EXERCISE: Reproduce the entries word for word, and omit any picture you find in them.
═════ ROWS ═════
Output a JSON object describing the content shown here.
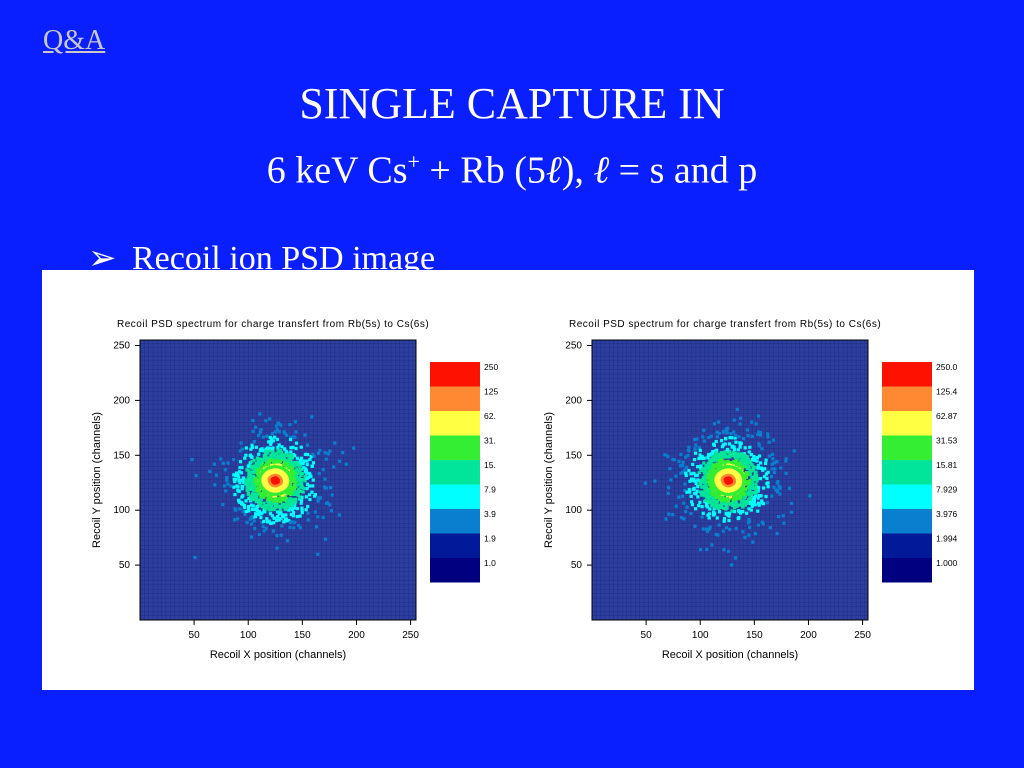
{
  "link": {
    "qa": "Q&A"
  },
  "slide": {
    "title": "SINGLE CAPTURE IN",
    "subtitle_prefix": "6 keV Cs",
    "subtitle_sup": "+",
    "subtitle_mid": " + Rb (5",
    "subtitle_ell": "ℓ",
    "subtitle_mid2": "), ",
    "subtitle_ell2": "ℓ",
    "subtitle_suffix": " = s and p",
    "bullet": "Recoil ion PSD image",
    "bullet_arrow": "➢"
  },
  "colors": {
    "background": "#0a1fff",
    "plot_bg": "#2d3f9e",
    "colormap": [
      "#000080",
      "#001a9a",
      "#0a7fd0",
      "#00ffff",
      "#00e59a",
      "#33ee33",
      "#ffff44",
      "#ff8833",
      "#ff1100"
    ]
  },
  "chart_data": [
    {
      "type": "heatmap",
      "title": "Recoil PSD spectrum for charge transfert from Rb(5s) to Cs(6s)",
      "xlabel": "Recoil X position (channels)",
      "ylabel": "Recoil Y position (channels)",
      "xlim": [
        0,
        255
      ],
      "ylim": [
        0,
        255
      ],
      "x_ticks": [
        "50",
        "100",
        "150",
        "200",
        "250"
      ],
      "y_ticks": [
        "50",
        "100",
        "150",
        "200",
        "250"
      ],
      "center": [
        125,
        127
      ],
      "peak": 250,
      "legend_levels": [
        "250",
        "125",
        "62.",
        "31.",
        "15.",
        "7.9",
        "3.9",
        "1.9",
        "1.0"
      ],
      "grid": true
    },
    {
      "type": "heatmap",
      "title": "Recoil PSD spectrum for charge transfert from Rb(5s) to Cs(6s)",
      "xlabel": "Recoil X position (channels)",
      "ylabel": "Recoil Y position (channels)",
      "xlim": [
        0,
        255
      ],
      "ylim": [
        0,
        255
      ],
      "x_ticks": [
        "50",
        "100",
        "150",
        "200",
        "250"
      ],
      "y_ticks": [
        "50",
        "100",
        "150",
        "200",
        "250"
      ],
      "center": [
        126,
        127
      ],
      "peak": 250,
      "legend_levels": [
        "250.0",
        "125.4",
        "62.87",
        "31.53",
        "15.81",
        "7.929",
        "3.976",
        "1.994",
        "1.000"
      ],
      "grid": true
    }
  ]
}
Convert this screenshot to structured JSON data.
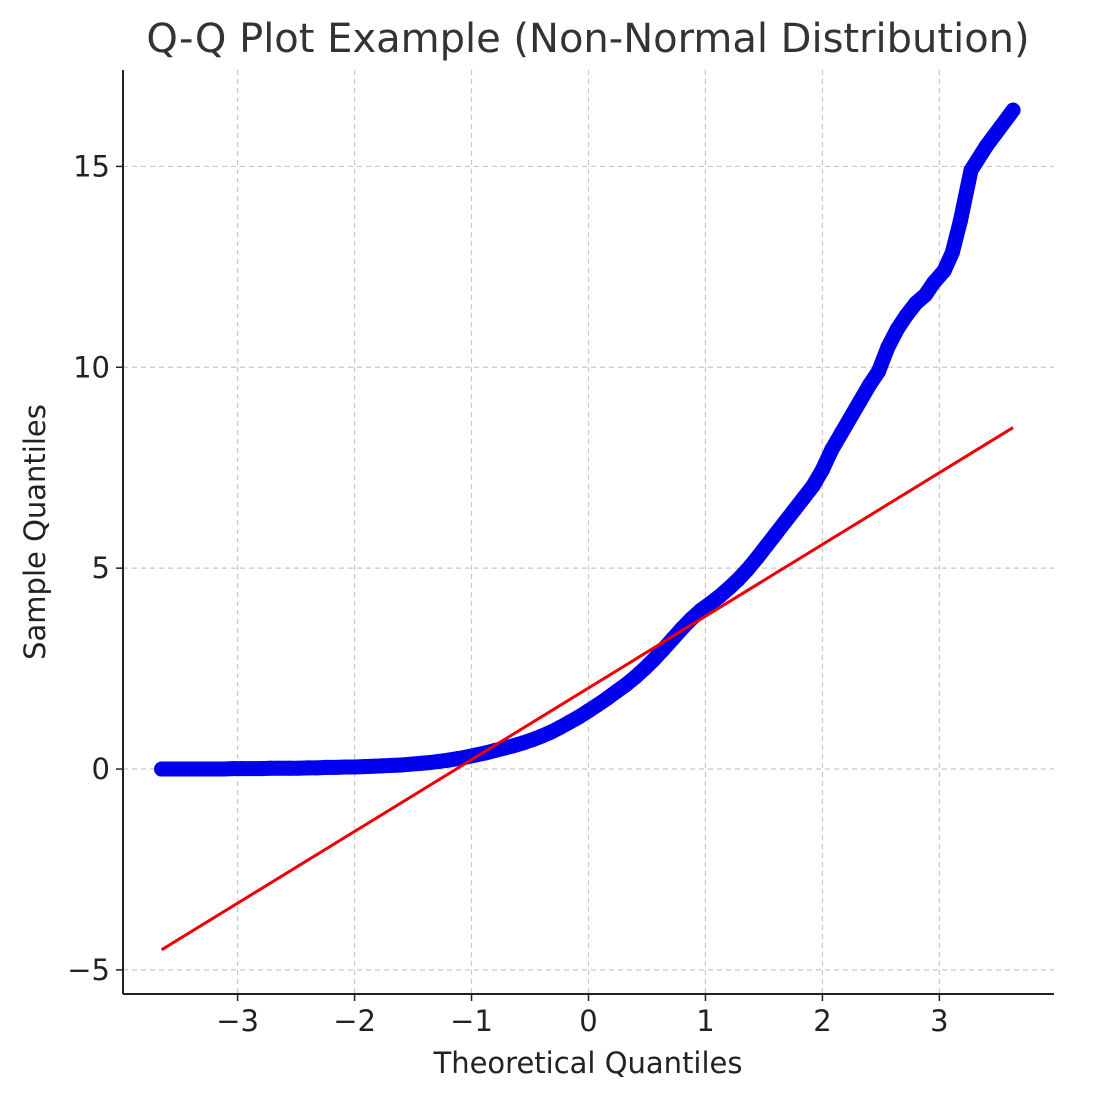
{
  "chart_data": {
    "type": "scatter",
    "title": "Q-Q Plot Example (Non-Normal Distribution)",
    "xlabel": "Theoretical Quantiles",
    "ylabel": "Sample Quantiles",
    "xlim": [
      -3.98,
      3.98
    ],
    "ylim": [
      -5.6,
      17.4
    ],
    "grid": true,
    "x_ticks": [
      {
        "value": -3,
        "label": "−3"
      },
      {
        "value": -2,
        "label": "−2"
      },
      {
        "value": -1,
        "label": "−1"
      },
      {
        "value": 0,
        "label": "0"
      },
      {
        "value": 1,
        "label": "1"
      },
      {
        "value": 2,
        "label": "2"
      },
      {
        "value": 3,
        "label": "3"
      }
    ],
    "y_ticks": [
      {
        "value": -5,
        "label": "−5"
      },
      {
        "value": 0,
        "label": "0"
      },
      {
        "value": 5,
        "label": "5"
      },
      {
        "value": 10,
        "label": "10"
      },
      {
        "value": 15,
        "label": "15"
      }
    ],
    "series": [
      {
        "type": "scatter",
        "color": "#0000ee",
        "points": [
          [
            -3.65,
            0.0
          ],
          [
            -3.41,
            0.0
          ],
          [
            -3.29,
            0.0
          ],
          [
            -3.2,
            0.0
          ],
          [
            -3.12,
            0.0
          ],
          [
            -3.04,
            0.01
          ],
          [
            -2.96,
            0.01
          ],
          [
            -2.88,
            0.01
          ],
          [
            -2.8,
            0.01
          ],
          [
            -2.72,
            0.02
          ],
          [
            -2.64,
            0.02
          ],
          [
            -2.56,
            0.02
          ],
          [
            -2.48,
            0.02
          ],
          [
            -2.4,
            0.03
          ],
          [
            -2.32,
            0.03
          ],
          [
            -2.24,
            0.04
          ],
          [
            -2.16,
            0.04
          ],
          [
            -2.08,
            0.05
          ],
          [
            -2.0,
            0.05
          ],
          [
            -1.92,
            0.06
          ],
          [
            -1.84,
            0.07
          ],
          [
            -1.76,
            0.08
          ],
          [
            -1.68,
            0.09
          ],
          [
            -1.6,
            0.1
          ],
          [
            -1.52,
            0.12
          ],
          [
            -1.44,
            0.14
          ],
          [
            -1.36,
            0.16
          ],
          [
            -1.28,
            0.19
          ],
          [
            -1.2,
            0.22
          ],
          [
            -1.12,
            0.26
          ],
          [
            -1.04,
            0.3
          ],
          [
            -0.96,
            0.35
          ],
          [
            -0.88,
            0.4
          ],
          [
            -0.8,
            0.46
          ],
          [
            -0.72,
            0.52
          ],
          [
            -0.64,
            0.58
          ],
          [
            -0.56,
            0.65
          ],
          [
            -0.48,
            0.73
          ],
          [
            -0.4,
            0.82
          ],
          [
            -0.32,
            0.92
          ],
          [
            -0.24,
            1.04
          ],
          [
            -0.16,
            1.17
          ],
          [
            -0.08,
            1.3
          ],
          [
            0.0,
            1.45
          ],
          [
            0.08,
            1.6
          ],
          [
            0.16,
            1.76
          ],
          [
            0.24,
            1.93
          ],
          [
            0.32,
            2.1
          ],
          [
            0.4,
            2.29
          ],
          [
            0.48,
            2.5
          ],
          [
            0.56,
            2.73
          ],
          [
            0.64,
            2.98
          ],
          [
            0.72,
            3.24
          ],
          [
            0.8,
            3.5
          ],
          [
            0.88,
            3.74
          ],
          [
            0.96,
            3.95
          ],
          [
            1.04,
            4.12
          ],
          [
            1.12,
            4.3
          ],
          [
            1.2,
            4.5
          ],
          [
            1.28,
            4.72
          ],
          [
            1.36,
            4.97
          ],
          [
            1.44,
            5.25
          ],
          [
            1.52,
            5.55
          ],
          [
            1.6,
            5.85
          ],
          [
            1.68,
            6.15
          ],
          [
            1.76,
            6.45
          ],
          [
            1.84,
            6.75
          ],
          [
            1.92,
            7.05
          ],
          [
            2.0,
            7.45
          ],
          [
            2.08,
            7.95
          ],
          [
            2.16,
            8.35
          ],
          [
            2.24,
            8.75
          ],
          [
            2.32,
            9.15
          ],
          [
            2.4,
            9.55
          ],
          [
            2.48,
            9.9
          ],
          [
            2.56,
            10.5
          ],
          [
            2.64,
            10.95
          ],
          [
            2.72,
            11.3
          ],
          [
            2.8,
            11.6
          ],
          [
            2.88,
            11.8
          ],
          [
            2.95,
            12.1
          ],
          [
            3.04,
            12.4
          ],
          [
            3.11,
            12.85
          ],
          [
            3.18,
            13.65
          ],
          [
            3.27,
            14.9
          ],
          [
            3.4,
            15.5
          ],
          [
            3.63,
            16.4
          ]
        ]
      },
      {
        "type": "line",
        "color": "#ee0000",
        "points": [
          [
            -3.65,
            -4.5
          ],
          [
            3.63,
            8.5
          ]
        ]
      }
    ]
  }
}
═════
RESPONSE TO THE EXERCISE:
Output a JSON object describing the content shown here.
{
  "link": {
    "qa": "Q&A"
  },
  "slide": {
    "title": "SINGLE CAPTURE IN",
    "subtitle_prefix": "6 keV Cs",
    "subtitle_sup": "+",
    "subtitle_mid": " + Rb (5",
    "subtitle_ell": "ℓ",
    "subtitle_mid2": "), ",
    "subtitle_ell2": "ℓ",
    "subtitle_suffix": " = s and p",
    "bullet": "Recoil ion PSD image",
    "bullet_arrow": "➢"
  },
  "colors": {
    "background": "#0a1fff",
    "plot_bg": "#2d3f9e",
    "colormap": [
      "#000080",
      "#001a9a",
      "#0a7fd0",
      "#00ffff",
      "#00e59a",
      "#33ee33",
      "#ffff44",
      "#ff8833",
      "#ff1100"
    ]
  },
  "chart_data": [
    {
      "type": "heatmap",
      "title": "Recoil PSD spectrum for charge transfert from Rb(5s) to Cs(6s)",
      "xlabel": "Recoil X position (channels)",
      "ylabel": "Recoil Y position (channels)",
      "xlim": [
        0,
        255
      ],
      "ylim": [
        0,
        255
      ],
      "x_ticks": [
        "50",
        "100",
        "150",
        "200",
        "250"
      ],
      "y_ticks": [
        "50",
        "100",
        "150",
        "200",
        "250"
      ],
      "center": [
        125,
        127
      ],
      "peak": 250,
      "legend_levels": [
        "250",
        "125",
        "62.",
        "31.",
        "15.",
        "7.9",
        "3.9",
        "1.9",
        "1.0"
      ],
      "grid": true
    },
    {
      "type": "heatmap",
      "title": "Recoil PSD spectrum for charge transfert from Rb(5s) to Cs(6s)",
      "xlabel": "Recoil X position (channels)",
      "ylabel": "Recoil Y position (channels)",
      "xlim": [
        0,
        255
      ],
      "ylim": [
        0,
        255
      ],
      "x_ticks": [
        "50",
        "100",
        "150",
        "200",
        "250"
      ],
      "y_ticks": [
        "50",
        "100",
        "150",
        "200",
        "250"
      ],
      "center": [
        126,
        127
      ],
      "peak": 250,
      "legend_levels": [
        "250.0",
        "125.4",
        "62.87",
        "31.53",
        "15.81",
        "7.929",
        "3.976",
        "1.994",
        "1.000"
      ],
      "grid": true
    }
  ]
}
Convert this screenshot to structured JSON data.
{
  "chart_data": {
    "type": "scatter",
    "title": "Q-Q Plot Example (Non-Normal Distribution)",
    "xlabel": "Theoretical Quantiles",
    "ylabel": "Sample Quantiles",
    "xlim": [
      -3.98,
      3.98
    ],
    "ylim": [
      -5.6,
      17.4
    ],
    "grid": true,
    "x_ticks": [
      {
        "value": -3,
        "label": "−3"
      },
      {
        "value": -2,
        "label": "−2"
      },
      {
        "value": -1,
        "label": "−1"
      },
      {
        "value": 0,
        "label": "0"
      },
      {
        "value": 1,
        "label": "1"
      },
      {
        "value": 2,
        "label": "2"
      },
      {
        "value": 3,
        "label": "3"
      }
    ],
    "y_ticks": [
      {
        "value": -5,
        "label": "−5"
      },
      {
        "value": 0,
        "label": "0"
      },
      {
        "value": 5,
        "label": "5"
      },
      {
        "value": 10,
        "label": "10"
      },
      {
        "value": 15,
        "label": "15"
      }
    ],
    "series": [
      {
        "type": "scatter",
        "color": "#0000ee",
        "points": [
          [
            -3.65,
            0.0
          ],
          [
            -3.41,
            0.0
          ],
          [
            -3.29,
            0.0
          ],
          [
            -3.2,
            0.0
          ],
          [
            -3.12,
            0.0
          ],
          [
            -3.04,
            0.01
          ],
          [
            -2.96,
            0.01
          ],
          [
            -2.88,
            0.01
          ],
          [
            -2.8,
            0.01
          ],
          [
            -2.72,
            0.02
          ],
          [
            -2.64,
            0.02
          ],
          [
            -2.56,
            0.02
          ],
          [
            -2.48,
            0.02
          ],
          [
            -2.4,
            0.03
          ],
          [
            -2.32,
            0.03
          ],
          [
            -2.24,
            0.04
          ],
          [
            -2.16,
            0.04
          ],
          [
            -2.08,
            0.05
          ],
          [
            -2.0,
            0.05
          ],
          [
            -1.92,
            0.06
          ],
          [
            -1.84,
            0.07
          ],
          [
            -1.76,
            0.08
          ],
          [
            -1.68,
            0.09
          ],
          [
            -1.6,
            0.1
          ],
          [
            -1.52,
            0.12
          ],
          [
            -1.44,
            0.14
          ],
          [
            -1.36,
            0.16
          ],
          [
            -1.28,
            0.19
          ],
          [
            -1.2,
            0.22
          ],
          [
            -1.12,
            0.26
          ],
          [
            -1.04,
            0.3
          ],
          [
            -0.96,
            0.35
          ],
          [
            -0.88,
            0.4
          ],
          [
            -0.8,
            0.46
          ],
          [
            -0.72,
            0.52
          ],
          [
            -0.64,
            0.58
          ],
          [
            -0.56,
            0.65
          ],
          [
            -0.48,
            0.73
          ],
          [
            -0.4,
            0.82
          ],
          [
            -0.32,
            0.92
          ],
          [
            -0.24,
            1.04
          ],
          [
            -0.16,
            1.17
          ],
          [
            -0.08,
            1.3
          ],
          [
            0.0,
            1.45
          ],
          [
            0.08,
            1.6
          ],
          [
            0.16,
            1.76
          ],
          [
            0.24,
            1.93
          ],
          [
            0.32,
            2.1
          ],
          [
            0.4,
            2.29
          ],
          [
            0.48,
            2.5
          ],
          [
            0.56,
            2.73
          ],
          [
            0.64,
            2.98
          ],
          [
            0.72,
            3.24
          ],
          [
            0.8,
            3.5
          ],
          [
            0.88,
            3.74
          ],
          [
            0.96,
            3.95
          ],
          [
            1.04,
            4.12
          ],
          [
            1.12,
            4.3
          ],
          [
            1.2,
            4.5
          ],
          [
            1.28,
            4.72
          ],
          [
            1.36,
            4.97
          ],
          [
            1.44,
            5.25
          ],
          [
            1.52,
            5.55
          ],
          [
            1.6,
            5.85
          ],
          [
            1.68,
            6.15
          ],
          [
            1.76,
            6.45
          ],
          [
            1.84,
            6.75
          ],
          [
            1.92,
            7.05
          ],
          [
            2.0,
            7.45
          ],
          [
            2.08,
            7.95
          ],
          [
            2.16,
            8.35
          ],
          [
            2.24,
            8.75
          ],
          [
            2.32,
            9.15
          ],
          [
            2.4,
            9.55
          ],
          [
            2.48,
            9.9
          ],
          [
            2.56,
            10.5
          ],
          [
            2.64,
            10.95
          ],
          [
            2.72,
            11.3
          ],
          [
            2.8,
            11.6
          ],
          [
            2.88,
            11.8
          ],
          [
            2.95,
            12.1
          ],
          [
            3.04,
            12.4
          ],
          [
            3.11,
            12.85
          ],
          [
            3.18,
            13.65
          ],
          [
            3.27,
            14.9
          ],
          [
            3.4,
            15.5
          ],
          [
            3.63,
            16.4
          ]
        ]
      },
      {
        "type": "line",
        "color": "#ee0000",
        "points": [
          [
            -3.65,
            -4.5
          ],
          [
            3.63,
            8.5
          ]
        ]
      }
    ]
  }
}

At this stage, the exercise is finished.